**DO THIS:** Every entry must be copied word for word.

**RAW DATA:**
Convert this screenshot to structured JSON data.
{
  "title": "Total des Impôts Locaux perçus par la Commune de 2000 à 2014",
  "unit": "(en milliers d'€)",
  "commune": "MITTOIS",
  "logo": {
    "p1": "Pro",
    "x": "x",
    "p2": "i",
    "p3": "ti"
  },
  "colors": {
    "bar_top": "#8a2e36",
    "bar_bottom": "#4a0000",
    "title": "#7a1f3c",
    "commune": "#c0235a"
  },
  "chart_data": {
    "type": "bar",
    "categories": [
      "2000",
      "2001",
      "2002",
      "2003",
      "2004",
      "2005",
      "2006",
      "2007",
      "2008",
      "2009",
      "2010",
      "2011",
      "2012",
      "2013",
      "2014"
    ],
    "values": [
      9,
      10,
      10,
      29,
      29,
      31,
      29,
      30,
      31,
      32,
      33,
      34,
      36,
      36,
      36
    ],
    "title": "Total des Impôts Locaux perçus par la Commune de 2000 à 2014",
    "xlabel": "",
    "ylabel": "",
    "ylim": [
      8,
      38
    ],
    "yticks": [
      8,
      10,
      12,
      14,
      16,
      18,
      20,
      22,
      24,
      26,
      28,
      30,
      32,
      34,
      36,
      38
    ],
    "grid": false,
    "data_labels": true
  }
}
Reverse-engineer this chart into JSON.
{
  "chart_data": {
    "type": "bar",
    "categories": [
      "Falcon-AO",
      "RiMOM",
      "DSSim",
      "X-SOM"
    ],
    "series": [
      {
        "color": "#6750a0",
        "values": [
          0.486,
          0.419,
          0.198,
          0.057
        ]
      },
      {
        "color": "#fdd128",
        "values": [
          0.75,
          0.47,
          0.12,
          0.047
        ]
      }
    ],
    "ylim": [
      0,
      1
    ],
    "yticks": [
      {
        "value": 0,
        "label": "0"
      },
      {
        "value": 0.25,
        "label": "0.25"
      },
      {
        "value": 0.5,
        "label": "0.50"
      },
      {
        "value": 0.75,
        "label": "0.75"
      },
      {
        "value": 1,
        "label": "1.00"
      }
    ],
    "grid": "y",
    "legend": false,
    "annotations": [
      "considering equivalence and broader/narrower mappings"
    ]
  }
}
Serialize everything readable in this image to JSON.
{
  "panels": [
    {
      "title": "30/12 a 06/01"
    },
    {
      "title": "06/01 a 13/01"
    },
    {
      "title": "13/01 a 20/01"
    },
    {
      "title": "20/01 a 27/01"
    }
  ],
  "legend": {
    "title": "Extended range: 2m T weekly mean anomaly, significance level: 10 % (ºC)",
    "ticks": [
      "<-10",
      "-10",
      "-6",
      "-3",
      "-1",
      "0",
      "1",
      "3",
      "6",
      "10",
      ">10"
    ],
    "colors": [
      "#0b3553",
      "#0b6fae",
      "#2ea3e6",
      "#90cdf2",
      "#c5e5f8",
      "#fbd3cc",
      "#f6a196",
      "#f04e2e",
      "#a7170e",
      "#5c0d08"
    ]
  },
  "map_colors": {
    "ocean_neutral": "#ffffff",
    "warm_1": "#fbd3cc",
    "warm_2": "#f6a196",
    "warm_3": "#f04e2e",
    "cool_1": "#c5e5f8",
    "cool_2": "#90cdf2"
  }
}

**SOLUTION FOR THIS PROBLEM:**
Convert this screenshot to structured JSON data.
{
  "title": "Total des Impôts Locaux perçus par la Commune de 2000 à 2014",
  "unit": "(en milliers d'€)",
  "commune": "MITTOIS",
  "logo": {
    "p1": "Pro",
    "x": "x",
    "p2": "i",
    "p3": "ti"
  },
  "colors": {
    "bar_top": "#8a2e36",
    "bar_bottom": "#4a0000",
    "title": "#7a1f3c",
    "commune": "#c0235a"
  },
  "chart_data": {
    "type": "bar",
    "categories": [
      "2000",
      "2001",
      "2002",
      "2003",
      "2004",
      "2005",
      "2006",
      "2007",
      "2008",
      "2009",
      "2010",
      "2011",
      "2012",
      "2013",
      "2014"
    ],
    "values": [
      9,
      10,
      10,
      29,
      29,
      31,
      29,
      30,
      31,
      32,
      33,
      34,
      36,
      36,
      36
    ],
    "title": "Total des Impôts Locaux perçus par la Commune de 2000 à 2014",
    "xlabel": "",
    "ylabel": "",
    "ylim": [
      8,
      38
    ],
    "yticks": [
      8,
      10,
      12,
      14,
      16,
      18,
      20,
      22,
      24,
      26,
      28,
      30,
      32,
      34,
      36,
      38
    ],
    "grid": false,
    "data_labels": true
  }
}
Reverse-engineer this chart into JSON.
{
  "chart_data": {
    "type": "bar",
    "categories": [
      "Falcon-AO",
      "RiMOM",
      "DSSim",
      "X-SOM"
    ],
    "series": [
      {
        "color": "#6750a0",
        "values": [
          0.486,
          0.419,
          0.198,
          0.057
        ]
      },
      {
        "color": "#fdd128",
        "values": [
          0.75,
          0.47,
          0.12,
          0.047
        ]
      }
    ],
    "ylim": [
      0,
      1
    ],
    "yticks": [
      {
        "value": 0,
        "label": "0"
      },
      {
        "value": 0.25,
        "label": "0.25"
      },
      {
        "value": 0.5,
        "label": "0.50"
      },
      {
        "value": 0.75,
        "label": "0.75"
      },
      {
        "value": 1,
        "label": "1.00"
      }
    ],
    "grid": "y",
    "legend": false,
    "annotations": [
      "considering equivalence and broader/narrower mappings"
    ]
  }
}
Serialize everything readable in this image to JSON.
{
  "panels": [
    {
      "title": "30/12 a 06/01"
    },
    {
      "title": "06/01 a 13/01"
    },
    {
      "title": "13/01 a 20/01"
    },
    {
      "title": "20/01 a 27/01"
    }
  ],
  "legend": {
    "title": "Extended range: 2m T weekly mean anomaly, significance level: 10 % (ºC)",
    "ticks": [
      "<-10",
      "-10",
      "-6",
      "-3",
      "-1",
      "0",
      "1",
      "3",
      "6",
      "10",
      ">10"
    ],
    "colors": [
      "#0b3553",
      "#0b6fae",
      "#2ea3e6",
      "#90cdf2",
      "#c5e5f8",
      "#fbd3cc",
      "#f6a196",
      "#f04e2e",
      "#a7170e",
      "#5c0d08"
    ]
  },
  "map_colors": {
    "ocean_neutral": "#ffffff",
    "warm_1": "#fbd3cc",
    "warm_2": "#f6a196",
    "warm_3": "#f04e2e",
    "cool_1": "#c5e5f8",
    "cool_2": "#90cdf2"
  }
}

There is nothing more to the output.